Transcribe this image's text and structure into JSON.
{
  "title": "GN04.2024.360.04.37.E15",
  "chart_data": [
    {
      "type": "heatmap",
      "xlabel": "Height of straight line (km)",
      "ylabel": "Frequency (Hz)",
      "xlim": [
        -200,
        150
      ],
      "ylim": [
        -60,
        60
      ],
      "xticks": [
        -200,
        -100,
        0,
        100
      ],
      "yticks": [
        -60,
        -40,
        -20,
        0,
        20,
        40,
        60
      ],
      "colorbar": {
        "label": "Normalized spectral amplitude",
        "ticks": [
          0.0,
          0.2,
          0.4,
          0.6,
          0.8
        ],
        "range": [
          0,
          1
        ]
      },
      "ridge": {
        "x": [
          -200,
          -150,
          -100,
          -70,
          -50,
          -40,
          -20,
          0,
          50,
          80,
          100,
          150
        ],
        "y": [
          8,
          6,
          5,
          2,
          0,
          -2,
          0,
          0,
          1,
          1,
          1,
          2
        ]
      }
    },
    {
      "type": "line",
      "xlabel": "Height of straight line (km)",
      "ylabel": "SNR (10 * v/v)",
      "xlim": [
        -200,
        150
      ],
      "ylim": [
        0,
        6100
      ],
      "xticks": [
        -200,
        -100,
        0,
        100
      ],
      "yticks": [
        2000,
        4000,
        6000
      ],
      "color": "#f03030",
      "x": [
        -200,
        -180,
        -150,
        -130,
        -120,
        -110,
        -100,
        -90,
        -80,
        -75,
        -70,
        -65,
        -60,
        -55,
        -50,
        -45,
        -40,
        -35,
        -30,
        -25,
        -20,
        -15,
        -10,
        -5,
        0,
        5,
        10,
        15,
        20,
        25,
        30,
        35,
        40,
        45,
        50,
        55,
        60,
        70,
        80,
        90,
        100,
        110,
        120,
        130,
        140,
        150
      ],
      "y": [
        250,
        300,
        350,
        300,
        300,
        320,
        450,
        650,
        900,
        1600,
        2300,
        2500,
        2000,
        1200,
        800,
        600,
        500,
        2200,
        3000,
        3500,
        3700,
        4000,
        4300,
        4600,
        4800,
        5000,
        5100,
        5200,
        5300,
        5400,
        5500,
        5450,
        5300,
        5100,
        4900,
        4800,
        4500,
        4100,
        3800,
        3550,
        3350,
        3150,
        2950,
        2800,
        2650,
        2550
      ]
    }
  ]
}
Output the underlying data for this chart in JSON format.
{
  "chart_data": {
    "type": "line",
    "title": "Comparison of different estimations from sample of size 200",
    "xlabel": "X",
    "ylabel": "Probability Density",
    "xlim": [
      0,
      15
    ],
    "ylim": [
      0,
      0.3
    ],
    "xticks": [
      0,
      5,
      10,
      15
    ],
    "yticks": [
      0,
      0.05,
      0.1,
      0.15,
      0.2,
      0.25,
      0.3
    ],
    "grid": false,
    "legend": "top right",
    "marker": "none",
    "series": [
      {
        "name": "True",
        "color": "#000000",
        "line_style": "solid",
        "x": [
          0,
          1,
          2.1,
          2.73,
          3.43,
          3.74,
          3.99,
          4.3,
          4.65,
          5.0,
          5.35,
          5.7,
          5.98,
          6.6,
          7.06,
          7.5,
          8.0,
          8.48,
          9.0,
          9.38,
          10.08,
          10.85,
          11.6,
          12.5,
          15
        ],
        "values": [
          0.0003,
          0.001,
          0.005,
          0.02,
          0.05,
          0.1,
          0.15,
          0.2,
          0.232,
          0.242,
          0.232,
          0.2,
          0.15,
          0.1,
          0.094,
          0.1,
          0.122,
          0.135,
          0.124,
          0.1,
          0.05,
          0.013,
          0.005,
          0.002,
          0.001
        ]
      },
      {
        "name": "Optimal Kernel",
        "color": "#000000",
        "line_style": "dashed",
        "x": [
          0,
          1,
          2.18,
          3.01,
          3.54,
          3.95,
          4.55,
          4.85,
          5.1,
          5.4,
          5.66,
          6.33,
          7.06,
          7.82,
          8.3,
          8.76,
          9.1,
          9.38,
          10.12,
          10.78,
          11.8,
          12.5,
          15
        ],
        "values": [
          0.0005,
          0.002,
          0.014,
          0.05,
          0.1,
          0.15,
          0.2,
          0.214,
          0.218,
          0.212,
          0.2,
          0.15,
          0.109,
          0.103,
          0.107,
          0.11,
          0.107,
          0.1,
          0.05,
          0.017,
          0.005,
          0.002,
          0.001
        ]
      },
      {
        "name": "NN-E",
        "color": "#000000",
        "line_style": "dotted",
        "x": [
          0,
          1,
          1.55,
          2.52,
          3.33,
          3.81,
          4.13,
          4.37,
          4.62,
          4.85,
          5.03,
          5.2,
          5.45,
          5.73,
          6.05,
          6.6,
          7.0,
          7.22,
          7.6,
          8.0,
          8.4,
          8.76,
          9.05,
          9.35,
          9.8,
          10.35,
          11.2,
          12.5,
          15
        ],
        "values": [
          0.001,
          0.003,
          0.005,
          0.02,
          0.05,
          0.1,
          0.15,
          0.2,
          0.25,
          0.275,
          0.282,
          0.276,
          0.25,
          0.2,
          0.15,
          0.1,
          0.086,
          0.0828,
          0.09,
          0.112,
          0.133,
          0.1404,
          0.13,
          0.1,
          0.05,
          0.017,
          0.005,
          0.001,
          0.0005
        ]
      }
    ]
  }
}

══════════

◆ Instruction ◆
Extract the complete listing verbatim.

◆ Written solution ◆
Transcribe this image's text and structure into JSON.
{
  "title": "GN04.2024.360.04.37.E15",
  "chart_data": [
    {
      "type": "heatmap",
      "xlabel": "Height of straight line (km)",
      "ylabel": "Frequency (Hz)",
      "xlim": [
        -200,
        150
      ],
      "ylim": [
        -60,
        60
      ],
      "xticks": [
        -200,
        -100,
        0,
        100
      ],
      "yticks": [
        -60,
        -40,
        -20,
        0,
        20,
        40,
        60
      ],
      "colorbar": {
        "label": "Normalized spectral amplitude",
        "ticks": [
          0.0,
          0.2,
          0.4,
          0.6,
          0.8
        ],
        "range": [
          0,
          1
        ]
      },
      "ridge": {
        "x": [
          -200,
          -150,
          -100,
          -70,
          -50,
          -40,
          -20,
          0,
          50,
          80,
          100,
          150
        ],
        "y": [
          8,
          6,
          5,
          2,
          0,
          -2,
          0,
          0,
          1,
          1,
          1,
          2
        ]
      }
    },
    {
      "type": "line",
      "xlabel": "Height of straight line (km)",
      "ylabel": "SNR (10 * v/v)",
      "xlim": [
        -200,
        150
      ],
      "ylim": [
        0,
        6100
      ],
      "xticks": [
        -200,
        -100,
        0,
        100
      ],
      "yticks": [
        2000,
        4000,
        6000
      ],
      "color": "#f03030",
      "x": [
        -200,
        -180,
        -150,
        -130,
        -120,
        -110,
        -100,
        -90,
        -80,
        -75,
        -70,
        -65,
        -60,
        -55,
        -50,
        -45,
        -40,
        -35,
        -30,
        -25,
        -20,
        -15,
        -10,
        -5,
        0,
        5,
        10,
        15,
        20,
        25,
        30,
        35,
        40,
        45,
        50,
        55,
        60,
        70,
        80,
        90,
        100,
        110,
        120,
        130,
        140,
        150
      ],
      "y": [
        250,
        300,
        350,
        300,
        300,
        320,
        450,
        650,
        900,
        1600,
        2300,
        2500,
        2000,
        1200,
        800,
        600,
        500,
        2200,
        3000,
        3500,
        3700,
        4000,
        4300,
        4600,
        4800,
        5000,
        5100,
        5200,
        5300,
        5400,
        5500,
        5450,
        5300,
        5100,
        4900,
        4800,
        4500,
        4100,
        3800,
        3550,
        3350,
        3150,
        2950,
        2800,
        2650,
        2550
      ]
    }
  ]
}
Output the underlying data for this chart in JSON format.
{
  "chart_data": {
    "type": "line",
    "title": "Comparison of different estimations from sample of size 200",
    "xlabel": "X",
    "ylabel": "Probability Density",
    "xlim": [
      0,
      15
    ],
    "ylim": [
      0,
      0.3
    ],
    "xticks": [
      0,
      5,
      10,
      15
    ],
    "yticks": [
      0,
      0.05,
      0.1,
      0.15,
      0.2,
      0.25,
      0.3
    ],
    "grid": false,
    "legend": "top right",
    "marker": "none",
    "series": [
      {
        "name": "True",
        "color": "#000000",
        "line_style": "solid",
        "x": [
          0,
          1,
          2.1,
          2.73,
          3.43,
          3.74,
          3.99,
          4.3,
          4.65,
          5.0,
          5.35,
          5.7,
          5.98,
          6.6,
          7.06,
          7.5,
          8.0,
          8.48,
          9.0,
          9.38,
          10.08,
          10.85,
          11.6,
          12.5,
          15
        ],
        "values": [
          0.0003,
          0.001,
          0.005,
          0.02,
          0.05,
          0.1,
          0.15,
          0.2,
          0.232,
          0.242,
          0.232,
          0.2,
          0.15,
          0.1,
          0.094,
          0.1,
          0.122,
          0.135,
          0.124,
          0.1,
          0.05,
          0.013,
          0.005,
          0.002,
          0.001
        ]
      },
      {
        "name": "Optimal Kernel",
        "color": "#000000",
        "line_style": "dashed",
        "x": [
          0,
          1,
          2.18,
          3.01,
          3.54,
          3.95,
          4.55,
          4.85,
          5.1,
          5.4,
          5.66,
          6.33,
          7.06,
          7.82,
          8.3,
          8.76,
          9.1,
          9.38,
          10.12,
          10.78,
          11.8,
          12.5,
          15
        ],
        "values": [
          0.0005,
          0.002,
          0.014,
          0.05,
          0.1,
          0.15,
          0.2,
          0.214,
          0.218,
          0.212,
          0.2,
          0.15,
          0.109,
          0.103,
          0.107,
          0.11,
          0.107,
          0.1,
          0.05,
          0.017,
          0.005,
          0.002,
          0.001
        ]
      },
      {
        "name": "NN-E",
        "color": "#000000",
        "line_style": "dotted",
        "x": [
          0,
          1,
          1.55,
          2.52,
          3.33,
          3.81,
          4.13,
          4.37,
          4.62,
          4.85,
          5.03,
          5.2,
          5.45,
          5.73,
          6.05,
          6.6,
          7.0,
          7.22,
          7.6,
          8.0,
          8.4,
          8.76,
          9.05,
          9.35,
          9.8,
          10.35,
          11.2,
          12.5,
          15
        ],
        "values": [
          0.001,
          0.003,
          0.005,
          0.02,
          0.05,
          0.1,
          0.15,
          0.2,
          0.25,
          0.275,
          0.282,
          0.276,
          0.25,
          0.2,
          0.15,
          0.1,
          0.086,
          0.0828,
          0.09,
          0.112,
          0.133,
          0.1404,
          0.13,
          0.1,
          0.05,
          0.017,
          0.005,
          0.001,
          0.0005
        ]
      }
    ]
  }
}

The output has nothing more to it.